If a line in the listing below contains the word "Epheser", count it, then please give only the number of such lines.

- _Stored data_:
_____
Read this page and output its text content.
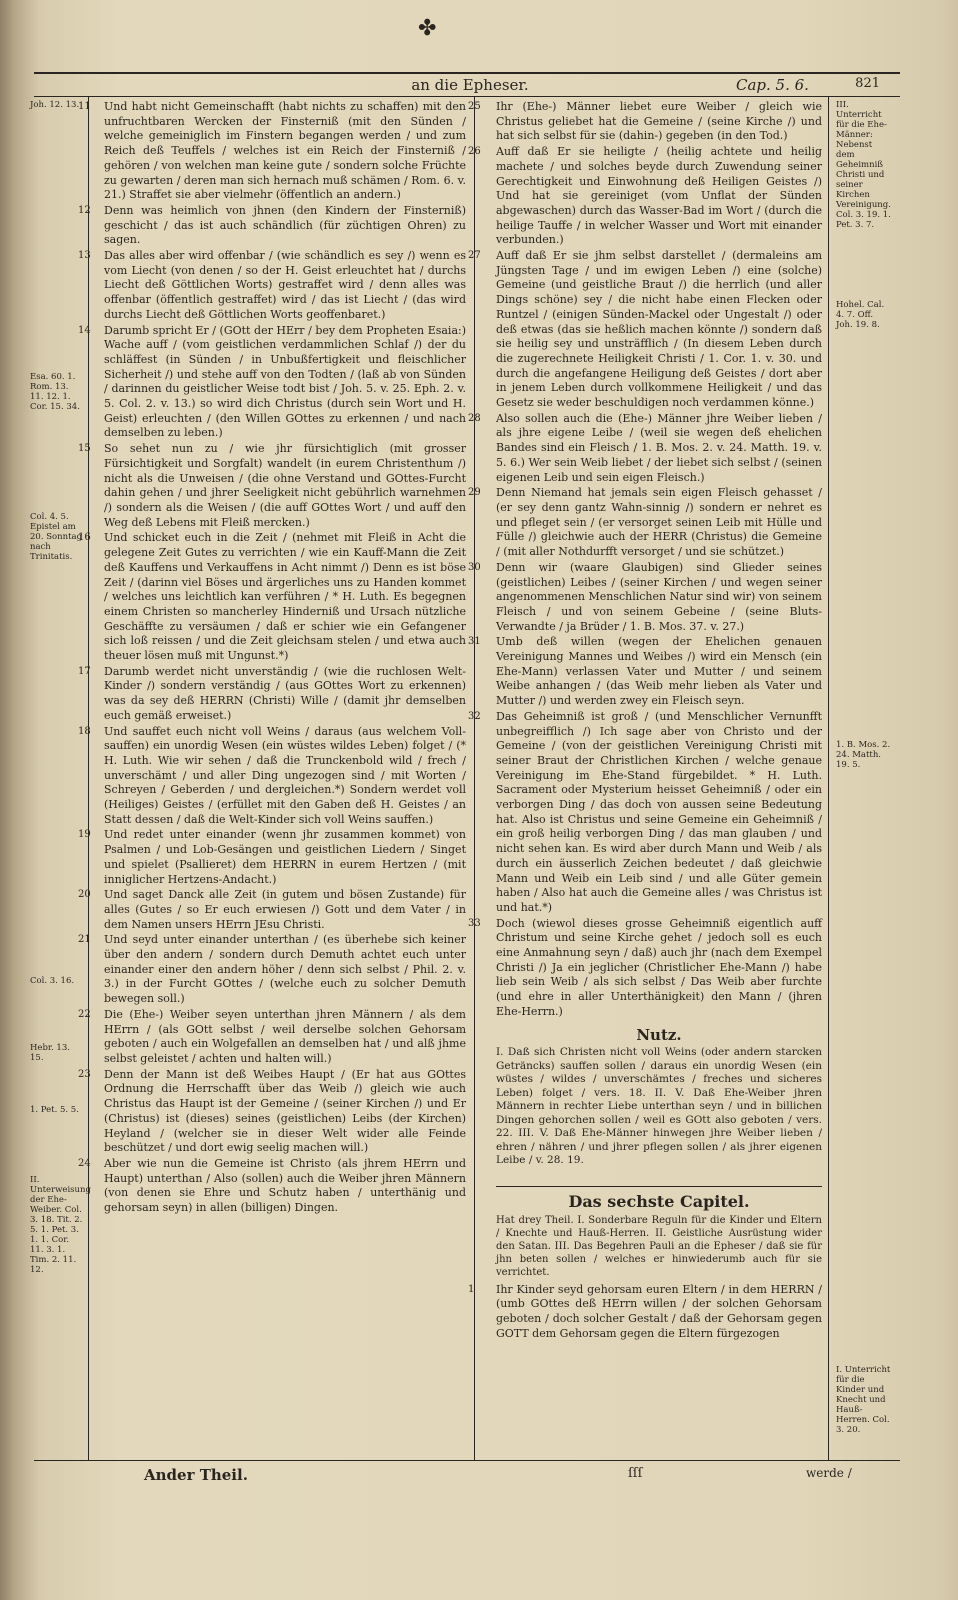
✤
an die Epheser.	Cap. 5. 6.	821
11 Und habt nicht Gemeinschafft (habt nichts zu schaffen) mit den unfruchtbaren Wercken der Finsterniß (mit den Sünden / welche gemeiniglich im Finstern begangen werden / und zum Reich deß Teuffels / welches ist ein Reich der Finsterniß / gehören / von welchen man keine gute / sondern solche Früchte zu gewarten / deren man sich hernach muß schämen / Rom. 6. v. 21.) Straffet sie aber vielmehr (öffentlich an andern.)
12 Denn was heimlich von jhnen (den Kindern der Finsterniß) geschicht / das ist auch schändlich (für züchtigen Ohren) zu sagen.
13 Das alles aber wird offenbar / (wie schändlich es sey /) wenn es vom Liecht (von denen / so der H. Geist erleuchtet hat / durchs Liecht deß Göttlichen Worts) gestraffet wird / denn alles was offenbar (öffentlich gestraffet) wird / das ist Liecht / (das wird durchs Liecht deß Göttlichen Worts geoffenbaret.)
14 Darumb spricht Er / (GOtt der HErr / bey dem Propheten Esaia:) Wache auff / (vom geistlichen verdammlichen Schlaf /) der du schläffest (in Sünden / in Unbußfertigkeit und fleischlicher Sicherheit /) und stehe auff von den Todten / (laß ab von Sünden / darinnen du geistlicher Weise todt bist / Joh. 5. v. 25. Eph. 2. v. 5. Col. 2. v. 13.) so wird dich Christus (durch sein Wort und H. Geist) erleuchten / (den Willen GOttes zu erkennen / und nach demselben zu leben.)
15 So sehet nun zu / wie jhr fürsichtiglich (mit grosser Fürsichtigkeit und Sorgfalt) wandelt (in eurem Christenthum /) nicht als die Unweisen / (die ohne Verstand und GOttes-Furcht dahin gehen / und jhrer Seeligkeit nicht gebührlich warnehmen /) sondern als die Weisen / (die auff GOttes Wort / und auff den Weg deß Lebens mit Fleiß mercken.)
16 Und schicket euch in die Zeit / (nehmet mit Fleiß in Acht die gelegene Zeit Gutes zu verrichten / wie ein Kauff-Mann die Zeit deß Kauffens und Verkauffens in Acht nimmt /) Denn es ist böse Zeit / (darinn viel Böses und ärgerliches uns zu Handen kommet / welches uns leichtlich kan verführen / * H. Luth. Es begegnen einem Christen so mancherley Hinderniß und Ursach nützliche Geschäffte zu versäumen / daß er schier wie ein Gefangener sich loß reissen / und die Zeit gleichsam stelen / und etwa auch theuer lösen muß mit Ungunst.*)
17 Darumb werdet nicht unverständig / (wie die ruchlosen Welt-Kinder /) sondern verständig / (aus GOttes Wort zu erkennen) was da sey deß HERRN (Christi) Wille / (damit jhr demselben euch gemäß erweiset.)
18 Und sauffet euch nicht voll Weins / daraus (aus welchem Voll-sauffen) ein unordig Wesen (ein wüstes wildes Leben) folget / (* H. Luth. Wie wir sehen / daß die Trunckenbold wild / frech / unverschämt / und aller Ding ungezogen sind / mit Worten / Schreyen / Geberden / und dergleichen.*) Sondern werdet voll (Heiliges) Geistes / (erfüllet mit den Gaben deß H. Geistes / an Statt dessen / daß die Welt-Kinder sich voll Weins sauffen.)
19 Und redet unter einander (wenn jhr zusammen kommet) von Psalmen / und Lob-Gesängen und geistlichen Liedern / Singet und spielet (Psallieret) dem HERRN in eurem Hertzen / (mit inniglicher Hertzens-Andacht.)
20 Und saget Danck alle Zeit (in gutem und bösen Zustande) für alles (Gutes / so Er euch erwiesen /) Gott und dem Vater / in dem Namen unsers HErrn JEsu Christi.
21 Und seyd unter einander unterthan / (es überhebe sich keiner über den andern / sondern durch Demuth achtet euch unter einander einer den andern höher / denn sich selbst / Phil. 2. v. 3.) in der Furcht GOttes / (welche euch zu solcher Demuth bewegen soll.)
22 Die (Ehe-) Weiber seyen unterthan jhren Männern / als dem HErrn / (als GOtt selbst / weil derselbe solchen Gehorsam geboten / auch ein Wolgefallen an demselben hat / und alß jhme selbst geleistet / achten und halten will.)
23 Denn der Mann ist deß Weibes Haupt / (Er hat aus GOttes Ordnung die Herrschafft über das Weib /) gleich wie auch Christus das Haupt ist der Gemeine / (seiner Kirchen /) und Er (Christus) ist (dieses) seines (geistlichen) Leibs (der Kirchen) Heyland / (welcher sie in dieser Welt wider alle Feinde beschützet / und dort ewig seelig machen will.)
24 Aber wie nun die Gemeine ist Christo (als jhrem HErrn und Haupt) unterthan / Also (sollen) auch die Weiber jhren Männern (von denen sie Ehre und Schutz haben / unterthänig und gehorsam seyn) in allen (billigen) Dingen.
25 Ihr (Ehe-) Männer liebet eure Weiber / gleich wie Christus geliebet hat die Gemeine / (seine Kirche /) und hat sich selbst für sie (dahin-) gegeben (in den Tod.)
26 Auff daß Er sie heiligte / (heilig achtete und heilig machete / und solches beyde durch Zuwendung seiner Gerechtigkeit und Einwohnung deß Heiligen Geistes /) Und hat sie gereiniget (vom Unflat der Sünden abgewaschen) durch das Wasser-Bad im Wort / (durch die heilige Tauffe / in welcher Wasser und Wort mit einander verbunden.)
27 Auff daß Er sie jhm selbst darstellet / (dermaleins am Jüngsten Tage / und im ewigen Leben /) eine (solche) Gemeine (und geistliche Braut /) die herrlich (und aller Dings schöne) sey / die nicht habe einen Flecken oder Runtzel / (einigen Sünden-Mackel oder Ungestalt /) oder deß etwas (das sie heßlich machen könnte /) sondern daß sie heilig sey und unsträfflich / (In diesem Leben durch die zugerechnete Heiligkeit Christi / 1. Cor. 1. v. 30. und durch die angefangene Heiligung deß Geistes / dort aber in jenem Leben durch vollkommene Heiligkeit / und das Gesetz sie weder beschuldigen noch verdammen könne.)
28 Also sollen auch die (Ehe-) Männer jhre Weiber lieben / als jhre eigene Leibe / (weil sie wegen deß ehelichen Bandes sind ein Fleisch / 1. B. Mos. 2. v. 24. Matth. 19. v. 5. 6.) Wer sein Weib liebet / der liebet sich selbst / (seinen eigenen Leib und sein eigen Fleisch.)
29 Denn Niemand hat jemals sein eigen Fleisch gehasset / (er sey denn gantz Wahn-sinnig /) sondern er nehret es und pfleget sein / (er versorget seinen Leib mit Hülle und Fülle /) gleichwie auch der HERR (Christus) die Gemeine / (mit aller Nothdurfft versorget / und sie schützet.)
30 Denn wir (waare Glaubigen) sind Glieder seines (geistlichen) Leibes / (seiner Kirchen / und wegen seiner angenommenen Menschlichen Natur sind wir) von seinem Fleisch / und von seinem Gebeine / (seine Bluts-Verwandte / ja Brüder / 1. B. Mos. 37. v. 27.)
31 Umb deß willen (wegen der Ehelichen genauen Vereinigung Mannes und Weibes /) wird ein Mensch (ein Ehe-Mann) verlassen Vater und Mutter / und seinem Weibe anhangen / (das Weib mehr lieben als Vater und Mutter /) und werden zwey ein Fleisch seyn.
32 Das Geheimniß ist groß / (und Menschlicher Vernunfft unbegreifflich /) Ich sage aber von Christo und der Gemeine / (von der geistlichen Vereinigung Christi mit seiner Braut der Christlichen Kirchen / welche genaue Vereinigung im Ehe-Stand fürgebildet. * H. Luth. Sacrament oder Mysterium heisset Geheimniß / oder ein verborgen Ding / das doch von aussen seine Bedeutung hat. Also ist Christus und seine Gemeine ein Geheimniß / ein groß heilig verborgen Ding / das man glauben / und nicht sehen kan. Es wird aber durch Mann und Weib / als durch ein äusserlich Zeichen bedeutet / daß gleichwie Mann und Weib ein Leib sind / und alle Güter gemein haben / Also hat auch die Gemeine alles / was Christus ist und hat.*)
33 Doch (wiewol dieses grosse Geheimniß eigentlich auff Christum und seine Kirche gehet / jedoch soll es euch eine Anmahnung seyn / daß) auch jhr (nach dem Exempel Christi /) Ja ein jeglicher (Christlicher Ehe-Mann /) habe lieb sein Weib / als sich selbst / Das Weib aber furchte (und ehre in aller Unterthänigkeit) den Mann / (jhren Ehe-Herrn.)
Nutz.
I. Daß sich Christen nicht voll Weins (oder andern starcken Geträncks) sauffen sollen / daraus ein unordig Wesen (ein wüstes / wildes / unverschämtes / freches und sicheres Leben) folget / vers. 18. II. V. Daß Ehe-Weiber jhren Männern in rechter Liebe unterthan seyn / und in billichen Dingen gehorchen sollen / weil es GOtt also geboten / vers. 22. III. V. Daß Ehe-Männer hinwegen jhre Weiber lieben / ehren / nähren / und jhrer pflegen sollen / als jhrer eigenen Leibe / v. 28. 19.
Das sechste Capitel.
Hat drey Theil. I. Sonderbare Reguln für die Kinder und Eltern / Knechte und Hauß-Herren. II. Geistliche Ausrüstung wider den Satan. III. Das Begehren Pauli an die Epheser / daß sie für jhn beten sollen / welches er hinwiederumb auch für sie verrichtet.
1 Ihr Kinder seyd gehorsam euren Eltern / in dem HERRN / (umb GOttes deß HErrn willen / der solchen Gehorsam geboten / doch solcher Gestalt / daß der Gehorsam gegen GOTT dem Gehorsam gegen die Eltern fürgezogen
Joh. 12. 13.
Esa. 60. 1. Rom. 13. 11. 12. 1. Cor. 15. 34.
Col. 4. 5. Epistel am 20. Sonntag nach Trinitatis.
Col. 3. 16.
Hebr. 13. 15.
1. Pet. 5. 5.
II. Unterweisung der Ehe-Weiber. Col. 3. 18. Tit. 2. 5. 1. Pet. 3. 1. 1. Cor. 11. 3. 1. Tim. 2. 11. 12.
III. Unterricht für die Ehe-Männer: Nebenst dem Geheimniß Christi und seiner Kirchen Vereinigung. Col. 3. 19. 1. Pet. 3. 7.
Hohel. Cal. 4. 7. Off. Joh. 19. 8.
1. B. Mos. 2. 24. Matth. 19. 5.
I. Unterricht für die Kinder und Knecht und Hauß-Herren. Col. 3. 20.
Ander Theil.	ſſſ	werde /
_____
- _Expected answer_:
2